[Given instruction] Write out the full set of records exactly. Any pictures in them do not belong in the copy.

Collected data entries

## START

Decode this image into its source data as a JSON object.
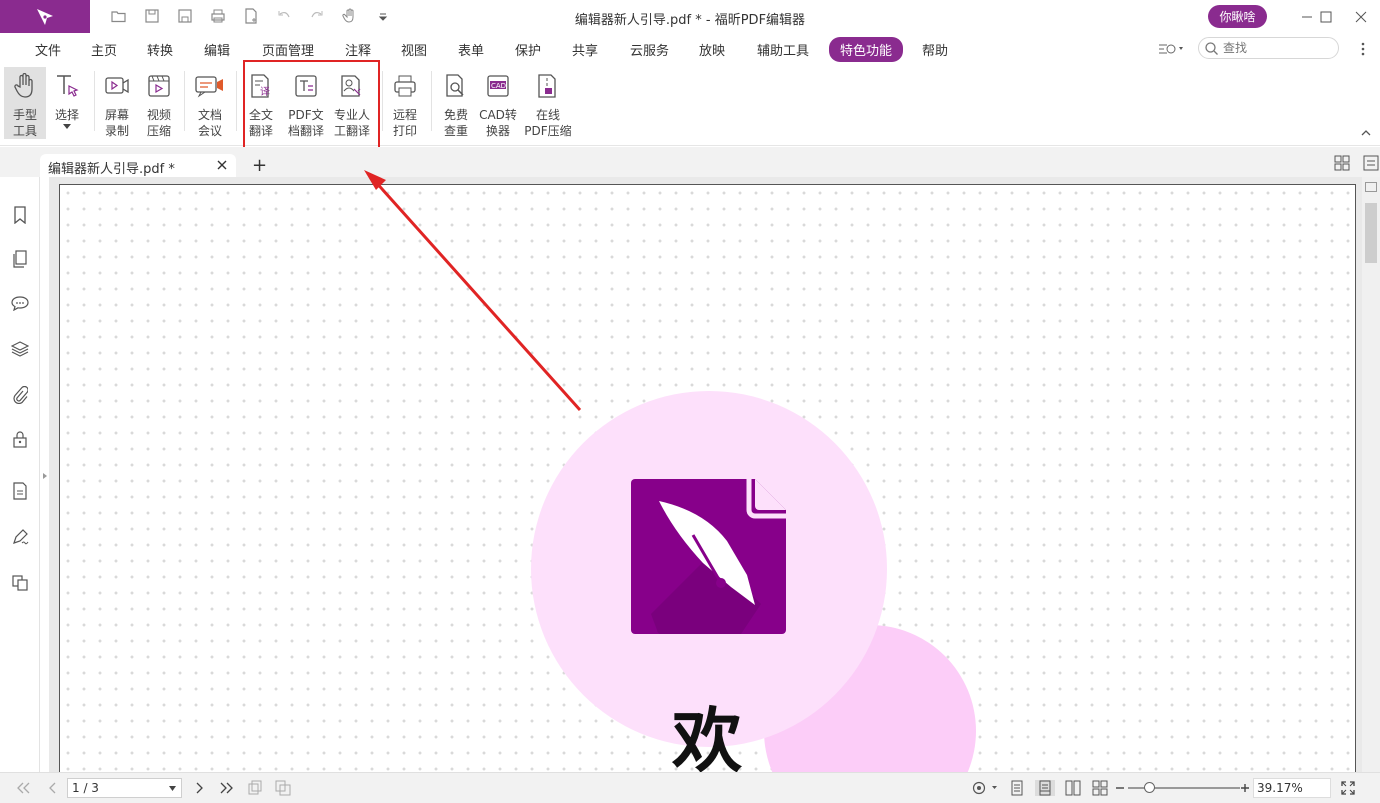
{
  "window": {
    "title": "编辑器新人引导.pdf * - 福昕PDF编辑器",
    "user_label": "你瞅啥"
  },
  "quick_access": {
    "icons": [
      "open-icon",
      "save-icon",
      "save-as-icon",
      "print-icon",
      "new-doc-icon",
      "undo-icon",
      "redo-icon",
      "hand-icon",
      "customize-icon"
    ]
  },
  "menu": {
    "items": [
      "文件",
      "主页",
      "转换",
      "编辑",
      "页面管理",
      "注释",
      "视图",
      "表单",
      "保护",
      "共享",
      "云服务",
      "放映",
      "辅助工具",
      "特色功能",
      "帮助"
    ],
    "active": "特色功能"
  },
  "search": {
    "placeholder": "查找"
  },
  "ribbon": {
    "buttons": [
      {
        "id": "hand-tool",
        "label": "手型\n工具"
      },
      {
        "id": "select",
        "label": "选择"
      },
      {
        "id": "screen-record",
        "label": "屏幕\n录制"
      },
      {
        "id": "video-compress",
        "label": "视频\n压缩"
      },
      {
        "id": "doc-meeting",
        "label": "文档\n会议"
      },
      {
        "id": "full-translate",
        "label": "全文\n翻译"
      },
      {
        "id": "pdf-doc-translate",
        "label": "PDF文\n档翻译"
      },
      {
        "id": "pro-translate",
        "label": "专业人\n工翻译"
      },
      {
        "id": "remote-print",
        "label": "远程\n打印"
      },
      {
        "id": "free-check",
        "label": "免费\n查重"
      },
      {
        "id": "cad-convert",
        "label": "CAD转\n换器"
      },
      {
        "id": "online-compress",
        "label": "在线\nPDF压缩"
      }
    ]
  },
  "tabs": {
    "doc_name": "编辑器新人引导.pdf *",
    "new_tab": "+"
  },
  "document": {
    "welcome_char": "欢"
  },
  "statusbar": {
    "page": "1 / 3",
    "zoom": "39.17%"
  },
  "colors": {
    "brand": "#8a2b8f",
    "highlight": "#e02424",
    "circle_light": "#fde0fb",
    "circle_pink": "#fccdf8"
  }
}
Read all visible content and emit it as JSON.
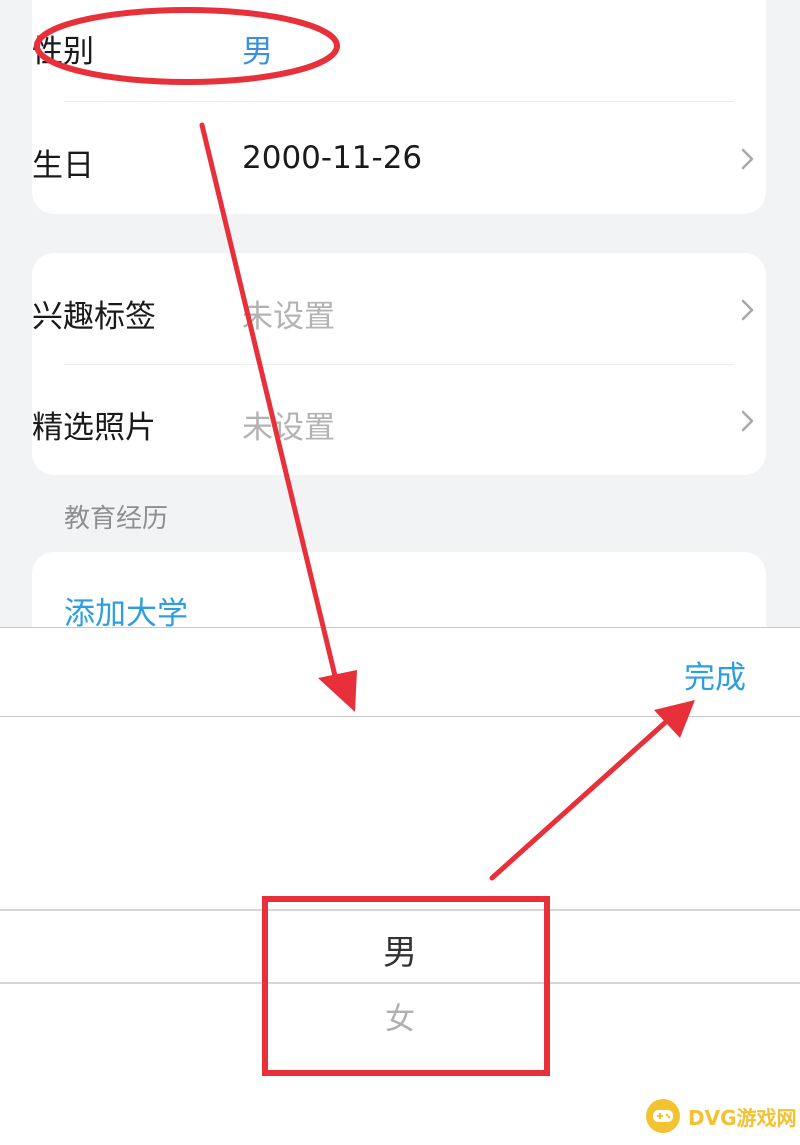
{
  "profile": {
    "gender": {
      "label": "性别",
      "value": "男"
    },
    "birthday": {
      "label": "生日",
      "value": "2000-11-26"
    },
    "interests": {
      "label": "兴趣标签",
      "value": "未设置"
    },
    "photos": {
      "label": "精选照片",
      "value": "未设置"
    }
  },
  "education": {
    "section_title": "教育经历",
    "add_label": "添加大学"
  },
  "picker": {
    "done_label": "完成",
    "options": [
      "男",
      "女"
    ],
    "selected": "男"
  },
  "watermark": {
    "text": "DVG游戏网"
  },
  "colors": {
    "accent": "#2d9fe0",
    "annotation_red": "#e8303a",
    "watermark_yellow": "#f2c230"
  }
}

## END

[Solution to this problem]
Decode this image into its source data as a JSON object.
{
  "window": {
    "title": "编辑器新人引导.pdf * - 福昕PDF编辑器",
    "user_label": "你瞅啥"
  },
  "quick_access": {
    "icons": [
      "open-icon",
      "save-icon",
      "save-as-icon",
      "print-icon",
      "new-doc-icon",
      "undo-icon",
      "redo-icon",
      "hand-icon",
      "customize-icon"
    ]
  },
  "menu": {
    "items": [
      "文件",
      "主页",
      "转换",
      "编辑",
      "页面管理",
      "注释",
      "视图",
      "表单",
      "保护",
      "共享",
      "云服务",
      "放映",
      "辅助工具",
      "特色功能",
      "帮助"
    ],
    "active": "特色功能"
  },
  "search": {
    "placeholder": "查找"
  },
  "ribbon": {
    "buttons": [
      {
        "id": "hand-tool",
        "label": "手型\n工具"
      },
      {
        "id": "select",
        "label": "选择"
      },
      {
        "id": "screen-record",
        "label": "屏幕\n录制"
      },
      {
        "id": "video-compress",
        "label": "视频\n压缩"
      },
      {
        "id": "doc-meeting",
        "label": "文档\n会议"
      },
      {
        "id": "full-translate",
        "label": "全文\n翻译"
      },
      {
        "id": "pdf-doc-translate",
        "label": "PDF文\n档翻译"
      },
      {
        "id": "pro-translate",
        "label": "专业人\n工翻译"
      },
      {
        "id": "remote-print",
        "label": "远程\n打印"
      },
      {
        "id": "free-check",
        "label": "免费\n查重"
      },
      {
        "id": "cad-convert",
        "label": "CAD转\n换器"
      },
      {
        "id": "online-compress",
        "label": "在线\nPDF压缩"
      }
    ]
  },
  "tabs": {
    "doc_name": "编辑器新人引导.pdf *",
    "new_tab": "+"
  },
  "document": {
    "welcome_char": "欢"
  },
  "statusbar": {
    "page": "1 / 3",
    "zoom": "39.17%"
  },
  "colors": {
    "brand": "#8a2b8f",
    "highlight": "#e02424",
    "circle_light": "#fde0fb",
    "circle_pink": "#fccdf8"
  }
}
Read all visible content and emit it as JSON.
{
  "profile": {
    "gender": {
      "label": "性别",
      "value": "男"
    },
    "birthday": {
      "label": "生日",
      "value": "2000-11-26"
    },
    "interests": {
      "label": "兴趣标签",
      "value": "未设置"
    },
    "photos": {
      "label": "精选照片",
      "value": "未设置"
    }
  },
  "education": {
    "section_title": "教育经历",
    "add_label": "添加大学"
  },
  "picker": {
    "done_label": "完成",
    "options": [
      "男",
      "女"
    ],
    "selected": "男"
  },
  "watermark": {
    "text": "DVG游戏网"
  },
  "colors": {
    "accent": "#2d9fe0",
    "annotation_red": "#e8303a",
    "watermark_yellow": "#f2c230"
  }
}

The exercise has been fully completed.